• _Goal of the exercise_
Return all the data below as it stands, minus the pictures.

• _Exercise material_
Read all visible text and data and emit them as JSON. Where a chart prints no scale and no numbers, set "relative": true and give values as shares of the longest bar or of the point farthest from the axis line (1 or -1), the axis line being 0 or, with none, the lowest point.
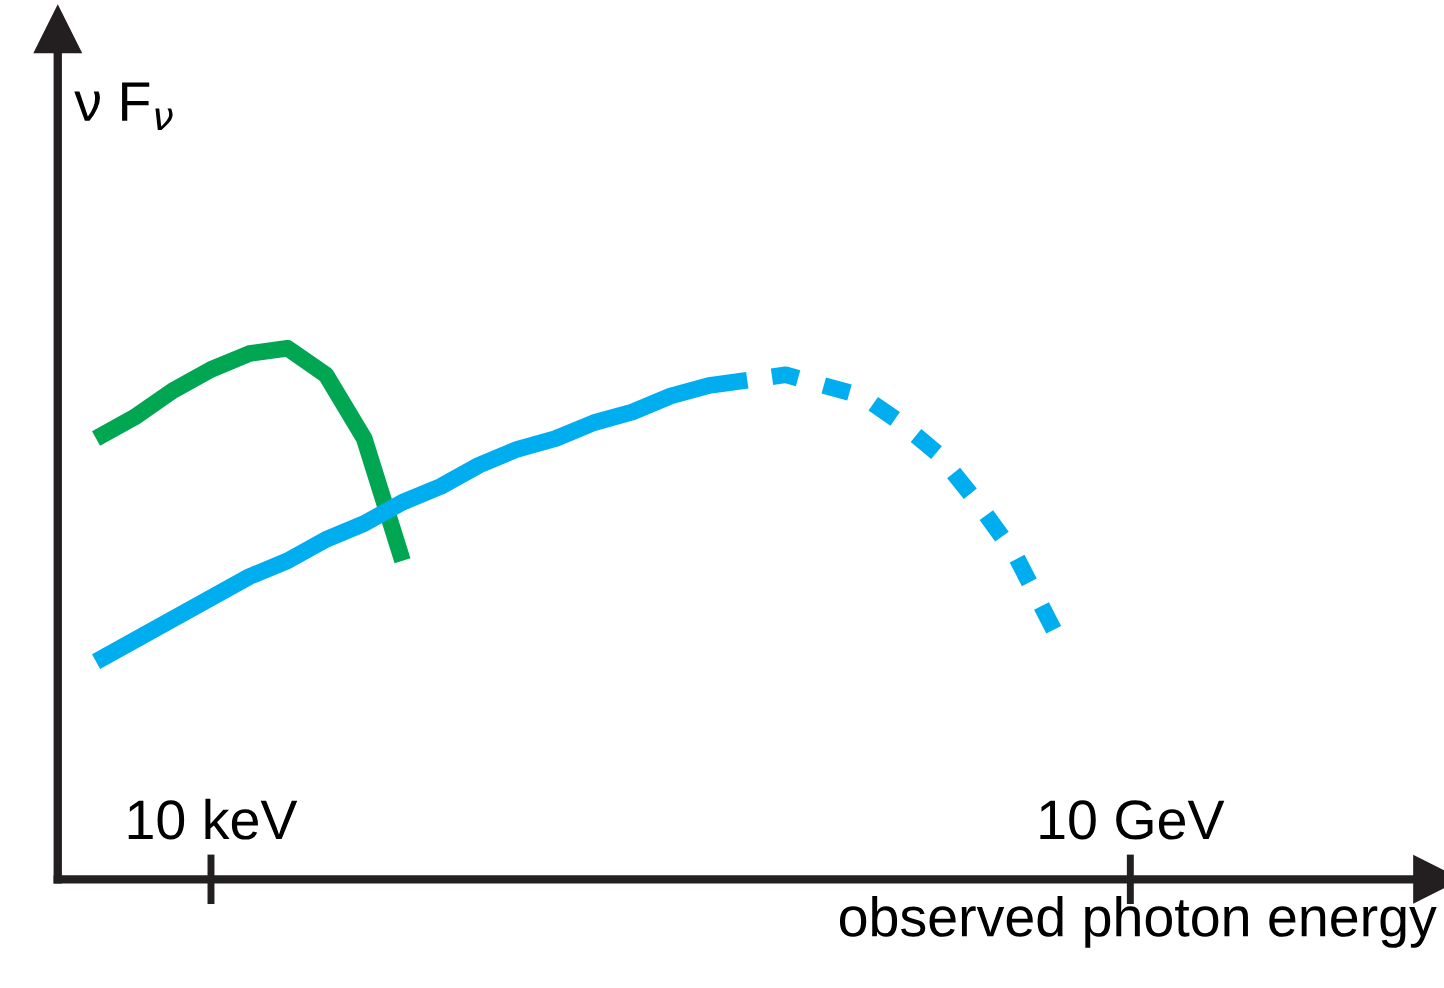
{
  "chart_data": {
    "type": "line",
    "relative": true,
    "xlabel": "observed photon energy",
    "ylabel": "ν F$_{ν}$",
    "categories": [
      null,
      null,
      null,
      null,
      "10 keV",
      null,
      null,
      null,
      null,
      null,
      null,
      null,
      null,
      null,
      null,
      null,
      null,
      null,
      null,
      null,
      null,
      null,
      null,
      null,
      null,
      null,
      null,
      null,
      "10 GeV",
      null,
      null,
      null,
      null,
      null,
      null,
      null,
      null
    ],
    "grid": false,
    "marker": "none",
    "series": [
      {
        "color": "#00a651",
        "line_style": "solid",
        "values": [
          null,
          0.83,
          0.87,
          0.92,
          0.96,
          0.99,
          1,
          0.95,
          0.83,
          0.6,
          null,
          null,
          null,
          null,
          null,
          null,
          null,
          null,
          null,
          null,
          null,
          null,
          null,
          null,
          null,
          null,
          null,
          null,
          null,
          null,
          null,
          null,
          null,
          null,
          null,
          null,
          null
        ]
      },
      {
        "color": "#00aeef",
        "line_style": "solid",
        "values": [
          null,
          0.41,
          0.45,
          0.49,
          0.53,
          0.57,
          0.6,
          0.64,
          0.67,
          0.71,
          0.74,
          0.78,
          0.81,
          0.83,
          0.86,
          0.88,
          0.91,
          0.93,
          0.94,
          null,
          null,
          null,
          null,
          null,
          null,
          null,
          null,
          null,
          null,
          null,
          null,
          null,
          null,
          null,
          null,
          null,
          null
        ]
      },
      {
        "color": "#00aeef",
        "line_style": "dashed",
        "values": [
          null,
          null,
          null,
          null,
          null,
          null,
          null,
          null,
          null,
          null,
          null,
          null,
          null,
          null,
          null,
          null,
          null,
          null,
          0.94,
          0.95,
          0.93,
          0.91,
          0.86,
          0.8,
          0.71,
          0.61,
          0.47,
          null,
          null,
          null,
          null,
          null,
          null,
          null,
          null,
          null,
          null
        ]
      }
    ]
  }
}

• _Final result_
Read all visible text and data and emit them as JSON. Where a chart prints no scale and no numbers, set "relative": true and give values as shares of the longest bar or of the point farthest from the axis line (1 or -1), the axis line being 0 or, with none, the lowest point.
{
  "chart_data": {
    "type": "line",
    "relative": true,
    "xlabel": "observed photon energy",
    "ylabel": "ν F$_{ν}$",
    "categories": [
      null,
      null,
      null,
      null,
      "10 keV",
      null,
      null,
      null,
      null,
      null,
      null,
      null,
      null,
      null,
      null,
      null,
      null,
      null,
      null,
      null,
      null,
      null,
      null,
      null,
      null,
      null,
      null,
      null,
      "10 GeV",
      null,
      null,
      null,
      null,
      null,
      null,
      null,
      null
    ],
    "grid": false,
    "marker": "none",
    "series": [
      {
        "color": "#00a651",
        "line_style": "solid",
        "values": [
          null,
          0.83,
          0.87,
          0.92,
          0.96,
          0.99,
          1,
          0.95,
          0.83,
          0.6,
          null,
          null,
          null,
          null,
          null,
          null,
          null,
          null,
          null,
          null,
          null,
          null,
          null,
          null,
          null,
          null,
          null,
          null,
          null,
          null,
          null,
          null,
          null,
          null,
          null,
          null,
          null
        ]
      },
      {
        "color": "#00aeef",
        "line_style": "solid",
        "values": [
          null,
          0.41,
          0.45,
          0.49,
          0.53,
          0.57,
          0.6,
          0.64,
          0.67,
          0.71,
          0.74,
          0.78,
          0.81,
          0.83,
          0.86,
          0.88,
          0.91,
          0.93,
          0.94,
          null,
          null,
          null,
          null,
          null,
          null,
          null,
          null,
          null,
          null,
          null,
          null,
          null,
          null,
          null,
          null,
          null,
          null
        ]
      },
      {
        "color": "#00aeef",
        "line_style": "dashed",
        "values": [
          null,
          null,
          null,
          null,
          null,
          null,
          null,
          null,
          null,
          null,
          null,
          null,
          null,
          null,
          null,
          null,
          null,
          null,
          0.94,
          0.95,
          0.93,
          0.91,
          0.86,
          0.8,
          0.71,
          0.61,
          0.47,
          null,
          null,
          null,
          null,
          null,
          null,
          null,
          null,
          null,
          null
        ]
      }
    ]
  }
}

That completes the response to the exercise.